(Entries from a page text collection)
══════════

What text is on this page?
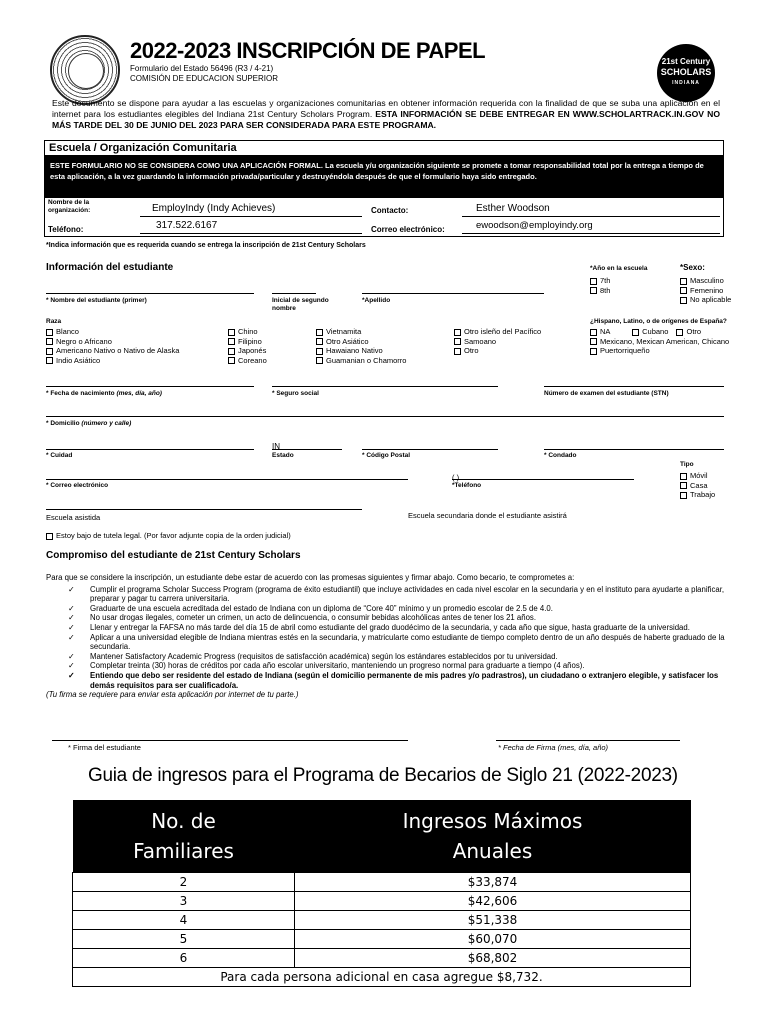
2022-2023 INSCRIPCIÓN DE PAPEL
Formulario del Estado 56496 (R3 / 4-21)
COMISIÓN DE EDUCACION SUPERIOR
21st Century
SCHOLARS
INDIANA
Este documento se dispone para ayudar a las escuelas y organizaciones comunitarias en obtener información requerida con la finalidad de que se suba una aplicación en el internet para los estudiantes elegibles del Indiana 21st Century Scholars Program. ESTA INFORMACIÓN SE DEBE ENTREGAR EN WWW.SCHOLARTRACK.IN.GOV NO MÁS TARDE DEL 30 DE JUNIO DEL 2023 PARA SER CONSIDERADA PARA ESTE PROGRAMA.
Escuela / Organización Comunitaria
ESTE FORMULARIO NO SE CONSIDERA COMO UNA APLICACIÓN FORMAL. La escuela y/u organización siguiente se promete a tomar responsabilidad total por la entrega a tiempo de esta aplicación, a la vez guardando la información privada/particular y destruyéndola después de que el formulario haya sido entregado.
Nombre de la organización:	EmployIndy (Indy Achieves)	Contacto:	Esther Woodson
Teléfono:	317.522.6167	Correo electrónico:	ewoodson@employindy.org
*Indica información que es requerida cuando se entrega la inscripción de 21st Century Scholars
Información del estudiante	*Año en la escuela
7th
8th
*Sexo:
Masculino
Femenino
No aplicable
* Nombre del estudiante (primer)	Inicial de segundo nombre
*Apellido
Raza
Blanco
Negro o Africano
Americano Nativo o Nativo de Alaska
Indio Asiático
Chino
Filipino
Japonés
Coreano
Vietnamita
Otro Asiático
Hawaiano Nativo
Guamanian o Chamorro
Otro isleño del Pacífico
Samoano
Otro
¿Hispano, Latino, o de orígenes de España?
NA	Cubano Otro
Mexicano, Mexican American, Chicano
Puertorriqueño
* Fecha de nacimiento (mes, día, año)	* Seguro social	Número de examen del estudiante (STN)
* Domicilio (número y calle)
IN
* Cuidad	Estado	* Código Postal	* Condado
Tipo
Móvil
Casa
Trabajo
( )
* Correo electrónico	*Teléfono
Escuela asistida	Escuela secundaria donde el estudiante asistirá
Estoy bajo de tutela legal. (Por favor adjunte copia de la orden judicial)
Compromiso del estudiante de 21st Century Scholars
Para que se considere la inscripción, un estudiante debe estar de acuerdo con las promesas siguientes y firmar abajo. Como becario, te comprometes a:
✓ Cumplir el programa Scholar Success Program (programa de éxito estudiantil) que incluye actividades en cada nivel escolar en la secundaria y en el instituto para ayudarte a planificar, preparar y pagar tu carrera universitaria.
✓ Graduarte de una escuela acreditada del estado de Indiana con un diploma de “Core 40” mínimo y un promedio escolar de 2.5 de 4.0.
✓ No usar drogas ilegales, cometer un crimen, un acto de delincuencia, o consumir bebidas alcohólicas antes de tener los 21 años.
✓ Llenar y entregar la FAFSA no más tarde del día 15 de abril como estudiante del grado duodécimo de la secundaria, y cada año que sigue, hasta graduarte de la universidad.
✓ Aplicar a una universidad elegible de Indiana mientras estés en la secundaria, y matricularte como estudiante de tiempo completo dentro de un año después de haberte graduado de la secundaria.
✓ Mantener Satisfactory Academic Progress (requisitos de satisfacción académica) según los estándares establecidos por tu universidad.
✓ Completar treinta (30) horas de créditos por cada año escolar universitario, manteniendo un progreso normal para graduarte a tiempo (4 años).
✓ Entiendo que debo ser residente del estado de Indiana (según el domicilio permanente de mis padres y/o padrastros), un ciudadano o extranjero elegible, y satisfacer los demás requisitos para ser cualificado/a.
(Tu firma se requiere para enviar esta aplicación por internet de tu parte.)
* Firma del estudiante	* Fecha de Firma (mes, día, año)
Guia de ingresos para el Programa de Becarios de Siglo 21 (2022-2023)
No. de
Familiares	Ingresos Máximos
Anuales
2	$33,874
3	$42,606
4	$51,338
5	$60,070
6	$68,802
Para cada persona adicional en casa agregue $8,732.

══════════

ASSIGNMENT: Every record above should reappear exactly, with the pictures gone.

YOUR RESPONSE:
What text is on this page?
2022-2023 INSCRIPCIÓN DE PAPEL
Formulario del Estado 56496 (R3 / 4-21)
COMISIÓN DE EDUCACION SUPERIOR
21st Century
SCHOLARS
INDIANA
Este documento se dispone para ayudar a las escuelas y organizaciones comunitarias en obtener información requerida con la finalidad de que se suba una aplicación en el internet para los estudiantes elegibles del Indiana 21st Century Scholars Program. ESTA INFORMACIÓN SE DEBE ENTREGAR EN WWW.SCHOLARTRACK.IN.GOV NO MÁS TARDE DEL 30 DE JUNIO DEL 2023 PARA SER CONSIDERADA PARA ESTE PROGRAMA.
Escuela / Organización Comunitaria
ESTE FORMULARIO NO SE CONSIDERA COMO UNA APLICACIÓN FORMAL. La escuela y/u organización siguiente se promete a tomar responsabilidad total por la entrega a tiempo de esta aplicación, a la vez guardando la información privada/particular y destruyéndola después de que el formulario haya sido entregado.
Nombre de la organización:	EmployIndy (Indy Achieves)	Contacto:	Esther Woodson
Teléfono:	317.522.6167	Correo electrónico:	ewoodson@employindy.org
*Indica información que es requerida cuando se entrega la inscripción de 21st Century Scholars
Información del estudiante	*Año en la escuela
7th
8th
*Sexo:
Masculino
Femenino
No aplicable
* Nombre del estudiante (primer)	Inicial de segundo nombre
*Apellido
Raza
Blanco
Negro o Africano
Americano Nativo o Nativo de Alaska
Indio Asiático
Chino
Filipino
Japonés
Coreano
Vietnamita
Otro Asiático
Hawaiano Nativo
Guamanian o Chamorro
Otro isleño del Pacífico
Samoano
Otro
¿Hispano, Latino, o de orígenes de España?
NA	Cubano Otro
Mexicano, Mexican American, Chicano
Puertorriqueño
* Fecha de nacimiento (mes, día, año)	* Seguro social	Número de examen del estudiante (STN)
* Domicilio (número y calle)
IN
* Cuidad	Estado	* Código Postal	* Condado
Tipo
Móvil
Casa
Trabajo
( )
* Correo electrónico	*Teléfono
Escuela asistida	Escuela secundaria donde el estudiante asistirá
Estoy bajo de tutela legal. (Por favor adjunte copia de la orden judicial)
Compromiso del estudiante de 21st Century Scholars
Para que se considere la inscripción, un estudiante debe estar de acuerdo con las promesas siguientes y firmar abajo. Como becario, te comprometes a:
✓ Cumplir el programa Scholar Success Program (programa de éxito estudiantil) que incluye actividades en cada nivel escolar en la secundaria y en el instituto para ayudarte a planificar, preparar y pagar tu carrera universitaria.
✓ Graduarte de una escuela acreditada del estado de Indiana con un diploma de “Core 40” mínimo y un promedio escolar de 2.5 de 4.0.
✓ No usar drogas ilegales, cometer un crimen, un acto de delincuencia, o consumir bebidas alcohólicas antes de tener los 21 años.
✓ Llenar y entregar la FAFSA no más tarde del día 15 de abril como estudiante del grado duodécimo de la secundaria, y cada año que sigue, hasta graduarte de la universidad.
✓ Aplicar a una universidad elegible de Indiana mientras estés en la secundaria, y matricularte como estudiante de tiempo completo dentro de un año después de haberte graduado de la secundaria.
✓ Mantener Satisfactory Academic Progress (requisitos de satisfacción académica) según los estándares establecidos por tu universidad.
✓ Completar treinta (30) horas de créditos por cada año escolar universitario, manteniendo un progreso normal para graduarte a tiempo (4 años).
✓ Entiendo que debo ser residente del estado de Indiana (según el domicilio permanente de mis padres y/o padrastros), un ciudadano o extranjero elegible, y satisfacer los demás requisitos para ser cualificado/a.
(Tu firma se requiere para enviar esta aplicación por internet de tu parte.)
* Firma del estudiante	* Fecha de Firma (mes, día, año)
Guia de ingresos para el Programa de Becarios de Siglo 21 (2022-2023)
No. de
Familiares	Ingresos Máximos
Anuales
2	$33,874
3	$42,606
4	$51,338
5	$60,070
6	$68,802
Para cada persona adicional en casa agregue $8,732.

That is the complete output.